WHAT TO PRODUCE: Extract the full set of records that follows, word for word.

-- RECORDS FOR PROCESSING start --

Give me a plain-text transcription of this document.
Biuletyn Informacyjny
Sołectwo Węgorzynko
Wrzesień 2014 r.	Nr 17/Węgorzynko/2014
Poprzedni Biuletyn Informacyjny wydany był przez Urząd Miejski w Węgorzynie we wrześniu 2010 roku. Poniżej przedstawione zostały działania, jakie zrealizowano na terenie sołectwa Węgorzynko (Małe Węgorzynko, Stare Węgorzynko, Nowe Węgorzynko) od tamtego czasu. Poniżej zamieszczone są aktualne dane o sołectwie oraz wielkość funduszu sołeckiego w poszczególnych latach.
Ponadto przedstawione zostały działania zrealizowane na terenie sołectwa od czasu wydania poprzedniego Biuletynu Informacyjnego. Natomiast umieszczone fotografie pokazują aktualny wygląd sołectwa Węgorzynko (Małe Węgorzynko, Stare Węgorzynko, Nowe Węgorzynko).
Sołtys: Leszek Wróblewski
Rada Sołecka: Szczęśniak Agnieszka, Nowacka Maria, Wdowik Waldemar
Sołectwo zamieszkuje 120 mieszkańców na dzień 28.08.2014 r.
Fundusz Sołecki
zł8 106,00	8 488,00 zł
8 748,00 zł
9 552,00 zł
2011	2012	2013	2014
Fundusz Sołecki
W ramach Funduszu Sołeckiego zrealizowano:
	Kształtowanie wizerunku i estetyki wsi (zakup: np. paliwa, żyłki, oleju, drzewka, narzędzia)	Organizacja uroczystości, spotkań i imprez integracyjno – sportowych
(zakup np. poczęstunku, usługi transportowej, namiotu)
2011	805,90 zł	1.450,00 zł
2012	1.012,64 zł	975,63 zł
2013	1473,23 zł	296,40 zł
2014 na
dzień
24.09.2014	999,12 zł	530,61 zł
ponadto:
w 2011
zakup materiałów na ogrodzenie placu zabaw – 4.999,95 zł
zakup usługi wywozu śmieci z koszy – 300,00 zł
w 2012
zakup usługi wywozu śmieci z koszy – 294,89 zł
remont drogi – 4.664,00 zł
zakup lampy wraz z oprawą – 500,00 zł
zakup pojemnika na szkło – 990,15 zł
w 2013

-- RECORDS FOR PROCESSING end --

REPLY TO THE EXERCISE:
Give me a plain-text transcription of this document.
Biuletyn Informacyjny
Sołectwo Węgorzynko
Wrzesień 2014 r.	Nr 17/Węgorzynko/2014
Poprzedni Biuletyn Informacyjny wydany był przez Urząd Miejski w Węgorzynie we wrześniu 2010 roku. Poniżej przedstawione zostały działania, jakie zrealizowano na terenie sołectwa Węgorzynko (Małe Węgorzynko, Stare Węgorzynko, Nowe Węgorzynko) od tamtego czasu. Poniżej zamieszczone są aktualne dane o sołectwie oraz wielkość funduszu sołeckiego w poszczególnych latach.
Ponadto przedstawione zostały działania zrealizowane na terenie sołectwa od czasu wydania poprzedniego Biuletynu Informacyjnego. Natomiast umieszczone fotografie pokazują aktualny wygląd sołectwa Węgorzynko (Małe Węgorzynko, Stare Węgorzynko, Nowe Węgorzynko).
Sołtys: Leszek Wróblewski
Rada Sołecka: Szczęśniak Agnieszka, Nowacka Maria, Wdowik Waldemar
Sołectwo zamieszkuje 120 mieszkańców na dzień 28.08.2014 r.
Fundusz Sołecki
zł8 106,00	8 488,00 zł
8 748,00 zł
9 552,00 zł
2011	2012	2013	2014
Fundusz Sołecki
W ramach Funduszu Sołeckiego zrealizowano:
	Kształtowanie wizerunku i estetyki wsi (zakup: np. paliwa, żyłki, oleju, drzewka, narzędzia)	Organizacja uroczystości, spotkań i imprez integracyjno – sportowych
(zakup np. poczęstunku, usługi transportowej, namiotu)
2011	805,90 zł	1.450,00 zł
2012	1.012,64 zł	975,63 zł
2013	1473,23 zł	296,40 zł
2014 na
dzień
24.09.2014	999,12 zł	530,61 zł
ponadto:
w 2011
zakup materiałów na ogrodzenie placu zabaw – 4.999,95 zł
zakup usługi wywozu śmieci z koszy – 300,00 zł
w 2012
zakup usługi wywozu śmieci z koszy – 294,89 zł
remont drogi – 4.664,00 zł
zakup lampy wraz z oprawą – 500,00 zł
zakup pojemnika na szkło – 990,15 zł
w 2013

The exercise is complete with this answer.